┌──

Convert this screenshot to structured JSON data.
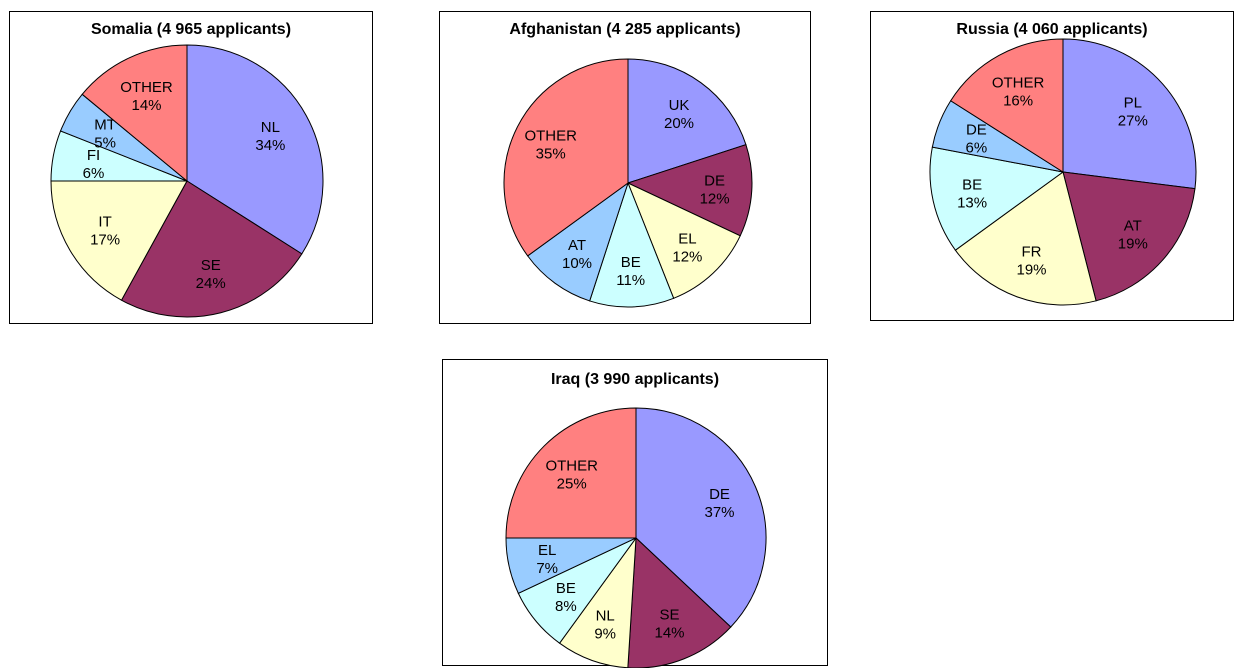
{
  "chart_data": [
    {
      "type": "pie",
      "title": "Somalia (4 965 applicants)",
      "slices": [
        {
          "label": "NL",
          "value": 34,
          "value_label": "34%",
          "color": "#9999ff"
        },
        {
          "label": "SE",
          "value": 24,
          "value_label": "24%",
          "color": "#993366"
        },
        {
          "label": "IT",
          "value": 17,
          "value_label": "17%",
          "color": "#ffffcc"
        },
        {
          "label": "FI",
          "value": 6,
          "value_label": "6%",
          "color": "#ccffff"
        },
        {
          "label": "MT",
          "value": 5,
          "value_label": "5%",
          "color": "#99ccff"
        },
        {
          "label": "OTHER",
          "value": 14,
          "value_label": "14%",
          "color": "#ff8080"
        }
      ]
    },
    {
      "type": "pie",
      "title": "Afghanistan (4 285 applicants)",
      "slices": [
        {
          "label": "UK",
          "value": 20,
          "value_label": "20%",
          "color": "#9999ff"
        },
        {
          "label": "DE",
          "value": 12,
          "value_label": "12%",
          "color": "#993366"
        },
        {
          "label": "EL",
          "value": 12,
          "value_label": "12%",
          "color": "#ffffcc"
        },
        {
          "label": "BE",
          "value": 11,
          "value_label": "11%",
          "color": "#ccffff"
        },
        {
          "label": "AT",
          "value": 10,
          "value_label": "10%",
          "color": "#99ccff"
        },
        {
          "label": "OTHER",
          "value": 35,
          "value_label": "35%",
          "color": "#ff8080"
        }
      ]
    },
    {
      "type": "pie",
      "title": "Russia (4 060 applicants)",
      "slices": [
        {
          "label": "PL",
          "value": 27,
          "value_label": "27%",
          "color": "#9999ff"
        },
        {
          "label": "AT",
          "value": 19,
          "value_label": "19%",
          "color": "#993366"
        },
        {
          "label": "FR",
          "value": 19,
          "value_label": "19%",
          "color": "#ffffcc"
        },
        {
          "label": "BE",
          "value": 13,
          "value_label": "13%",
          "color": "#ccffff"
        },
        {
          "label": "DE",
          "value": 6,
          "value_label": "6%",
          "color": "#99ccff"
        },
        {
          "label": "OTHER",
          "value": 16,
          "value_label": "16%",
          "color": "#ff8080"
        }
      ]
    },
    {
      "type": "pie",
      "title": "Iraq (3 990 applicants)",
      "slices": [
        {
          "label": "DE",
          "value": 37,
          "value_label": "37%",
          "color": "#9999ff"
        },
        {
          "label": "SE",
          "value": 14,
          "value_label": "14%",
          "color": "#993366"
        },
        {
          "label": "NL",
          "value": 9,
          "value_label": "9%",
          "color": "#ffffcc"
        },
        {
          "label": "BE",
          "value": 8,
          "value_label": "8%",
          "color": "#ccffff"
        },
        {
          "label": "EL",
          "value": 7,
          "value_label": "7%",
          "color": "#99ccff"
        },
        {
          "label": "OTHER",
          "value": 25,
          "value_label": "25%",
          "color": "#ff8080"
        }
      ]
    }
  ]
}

└──

§ PROBLEM REQUIREMENTS
Reproduce the whole listing above word for word, but not its pictures.

§ SOLUTION
Convert this screenshot to structured JSON data.
{
  "chart_data": [
    {
      "type": "pie",
      "title": "Somalia (4 965 applicants)",
      "slices": [
        {
          "label": "NL",
          "value": 34,
          "value_label": "34%",
          "color": "#9999ff"
        },
        {
          "label": "SE",
          "value": 24,
          "value_label": "24%",
          "color": "#993366"
        },
        {
          "label": "IT",
          "value": 17,
          "value_label": "17%",
          "color": "#ffffcc"
        },
        {
          "label": "FI",
          "value": 6,
          "value_label": "6%",
          "color": "#ccffff"
        },
        {
          "label": "MT",
          "value": 5,
          "value_label": "5%",
          "color": "#99ccff"
        },
        {
          "label": "OTHER",
          "value": 14,
          "value_label": "14%",
          "color": "#ff8080"
        }
      ]
    },
    {
      "type": "pie",
      "title": "Afghanistan (4 285 applicants)",
      "slices": [
        {
          "label": "UK",
          "value": 20,
          "value_label": "20%",
          "color": "#9999ff"
        },
        {
          "label": "DE",
          "value": 12,
          "value_label": "12%",
          "color": "#993366"
        },
        {
          "label": "EL",
          "value": 12,
          "value_label": "12%",
          "color": "#ffffcc"
        },
        {
          "label": "BE",
          "value": 11,
          "value_label": "11%",
          "color": "#ccffff"
        },
        {
          "label": "AT",
          "value": 10,
          "value_label": "10%",
          "color": "#99ccff"
        },
        {
          "label": "OTHER",
          "value": 35,
          "value_label": "35%",
          "color": "#ff8080"
        }
      ]
    },
    {
      "type": "pie",
      "title": "Russia (4 060 applicants)",
      "slices": [
        {
          "label": "PL",
          "value": 27,
          "value_label": "27%",
          "color": "#9999ff"
        },
        {
          "label": "AT",
          "value": 19,
          "value_label": "19%",
          "color": "#993366"
        },
        {
          "label": "FR",
          "value": 19,
          "value_label": "19%",
          "color": "#ffffcc"
        },
        {
          "label": "BE",
          "value": 13,
          "value_label": "13%",
          "color": "#ccffff"
        },
        {
          "label": "DE",
          "value": 6,
          "value_label": "6%",
          "color": "#99ccff"
        },
        {
          "label": "OTHER",
          "value": 16,
          "value_label": "16%",
          "color": "#ff8080"
        }
      ]
    },
    {
      "type": "pie",
      "title": "Iraq (3 990 applicants)",
      "slices": [
        {
          "label": "DE",
          "value": 37,
          "value_label": "37%",
          "color": "#9999ff"
        },
        {
          "label": "SE",
          "value": 14,
          "value_label": "14%",
          "color": "#993366"
        },
        {
          "label": "NL",
          "value": 9,
          "value_label": "9%",
          "color": "#ffffcc"
        },
        {
          "label": "BE",
          "value": 8,
          "value_label": "8%",
          "color": "#ccffff"
        },
        {
          "label": "EL",
          "value": 7,
          "value_label": "7%",
          "color": "#99ccff"
        },
        {
          "label": "OTHER",
          "value": 25,
          "value_label": "25%",
          "color": "#ff8080"
        }
      ]
    }
  ]
}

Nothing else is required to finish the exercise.